## [Dataset records]

○ ○ ○ ○ ○ ○ ○

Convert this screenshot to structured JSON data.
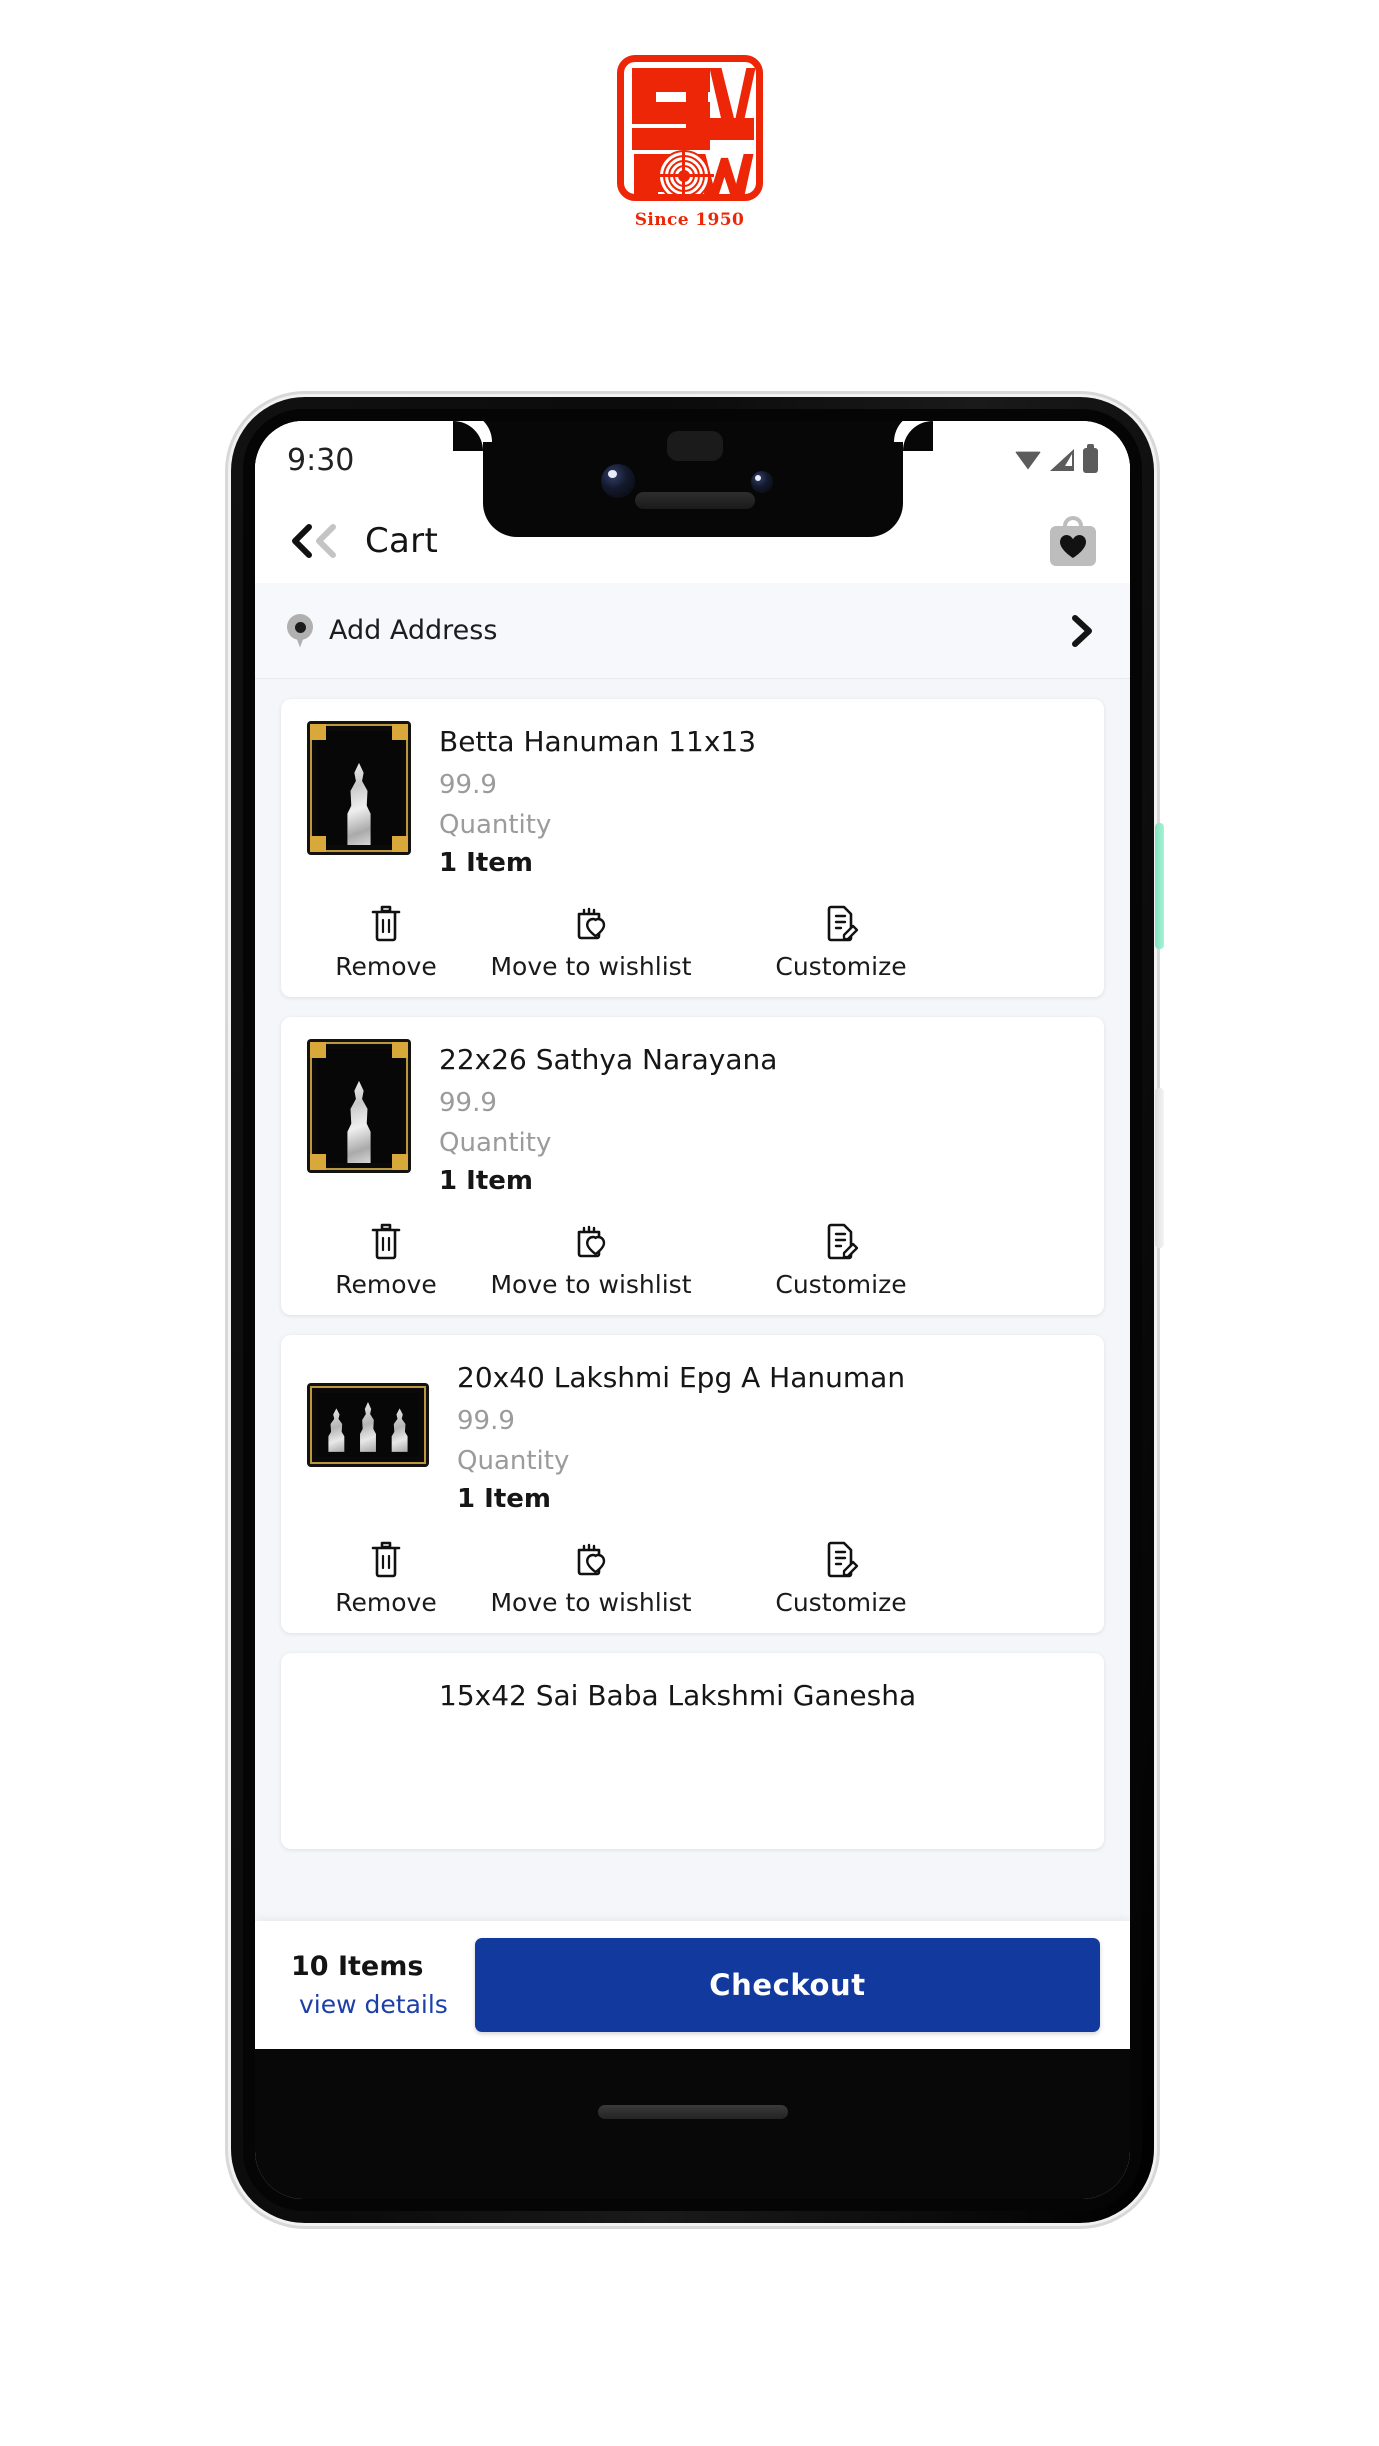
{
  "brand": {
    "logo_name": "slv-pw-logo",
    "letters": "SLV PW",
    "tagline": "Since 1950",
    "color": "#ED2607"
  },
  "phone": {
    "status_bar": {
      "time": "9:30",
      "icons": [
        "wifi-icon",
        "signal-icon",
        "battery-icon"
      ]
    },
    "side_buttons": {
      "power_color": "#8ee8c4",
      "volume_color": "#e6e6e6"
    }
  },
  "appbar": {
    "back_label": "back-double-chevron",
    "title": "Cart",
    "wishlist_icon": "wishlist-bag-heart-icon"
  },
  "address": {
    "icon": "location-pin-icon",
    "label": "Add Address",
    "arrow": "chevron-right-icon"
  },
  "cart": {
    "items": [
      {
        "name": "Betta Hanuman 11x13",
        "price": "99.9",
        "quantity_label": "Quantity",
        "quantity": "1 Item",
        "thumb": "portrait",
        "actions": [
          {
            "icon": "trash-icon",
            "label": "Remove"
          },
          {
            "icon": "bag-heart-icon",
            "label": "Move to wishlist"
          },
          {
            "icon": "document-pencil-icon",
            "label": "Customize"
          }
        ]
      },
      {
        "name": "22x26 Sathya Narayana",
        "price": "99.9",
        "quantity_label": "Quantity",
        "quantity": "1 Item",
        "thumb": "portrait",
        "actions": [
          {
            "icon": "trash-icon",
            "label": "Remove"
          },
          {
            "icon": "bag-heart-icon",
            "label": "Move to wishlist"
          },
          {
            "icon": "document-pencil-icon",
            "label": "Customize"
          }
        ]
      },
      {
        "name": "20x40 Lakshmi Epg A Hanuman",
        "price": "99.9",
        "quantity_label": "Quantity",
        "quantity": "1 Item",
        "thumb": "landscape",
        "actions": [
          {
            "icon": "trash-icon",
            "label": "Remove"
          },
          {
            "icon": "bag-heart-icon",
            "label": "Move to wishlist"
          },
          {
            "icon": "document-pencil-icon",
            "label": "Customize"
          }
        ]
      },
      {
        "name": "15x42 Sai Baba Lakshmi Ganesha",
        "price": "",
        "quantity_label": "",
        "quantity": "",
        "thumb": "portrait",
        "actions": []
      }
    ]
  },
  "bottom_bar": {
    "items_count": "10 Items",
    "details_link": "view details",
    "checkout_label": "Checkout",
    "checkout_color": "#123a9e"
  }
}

○ ○ ○ ○ ○ ○ ○

## [Written task]
Output the data above without changes, apart from leaving out the pictures.

## [Written solution]
Convert this screenshot to structured JSON data.
{
  "brand": {
    "logo_name": "slv-pw-logo",
    "letters": "SLV PW",
    "tagline": "Since 1950",
    "color": "#ED2607"
  },
  "phone": {
    "status_bar": {
      "time": "9:30",
      "icons": [
        "wifi-icon",
        "signal-icon",
        "battery-icon"
      ]
    },
    "side_buttons": {
      "power_color": "#8ee8c4",
      "volume_color": "#e6e6e6"
    }
  },
  "appbar": {
    "back_label": "back-double-chevron",
    "title": "Cart",
    "wishlist_icon": "wishlist-bag-heart-icon"
  },
  "address": {
    "icon": "location-pin-icon",
    "label": "Add Address",
    "arrow": "chevron-right-icon"
  },
  "cart": {
    "items": [
      {
        "name": "Betta Hanuman 11x13",
        "price": "99.9",
        "quantity_label": "Quantity",
        "quantity": "1 Item",
        "thumb": "portrait",
        "actions": [
          {
            "icon": "trash-icon",
            "label": "Remove"
          },
          {
            "icon": "bag-heart-icon",
            "label": "Move to wishlist"
          },
          {
            "icon": "document-pencil-icon",
            "label": "Customize"
          }
        ]
      },
      {
        "name": "22x26 Sathya Narayana",
        "price": "99.9",
        "quantity_label": "Quantity",
        "quantity": "1 Item",
        "thumb": "portrait",
        "actions": [
          {
            "icon": "trash-icon",
            "label": "Remove"
          },
          {
            "icon": "bag-heart-icon",
            "label": "Move to wishlist"
          },
          {
            "icon": "document-pencil-icon",
            "label": "Customize"
          }
        ]
      },
      {
        "name": "20x40 Lakshmi Epg A Hanuman",
        "price": "99.9",
        "quantity_label": "Quantity",
        "quantity": "1 Item",
        "thumb": "landscape",
        "actions": [
          {
            "icon": "trash-icon",
            "label": "Remove"
          },
          {
            "icon": "bag-heart-icon",
            "label": "Move to wishlist"
          },
          {
            "icon": "document-pencil-icon",
            "label": "Customize"
          }
        ]
      },
      {
        "name": "15x42 Sai Baba Lakshmi Ganesha",
        "price": "",
        "quantity_label": "",
        "quantity": "",
        "thumb": "portrait",
        "actions": []
      }
    ]
  },
  "bottom_bar": {
    "items_count": "10 Items",
    "details_link": "view details",
    "checkout_label": "Checkout",
    "checkout_color": "#123a9e"
  }
}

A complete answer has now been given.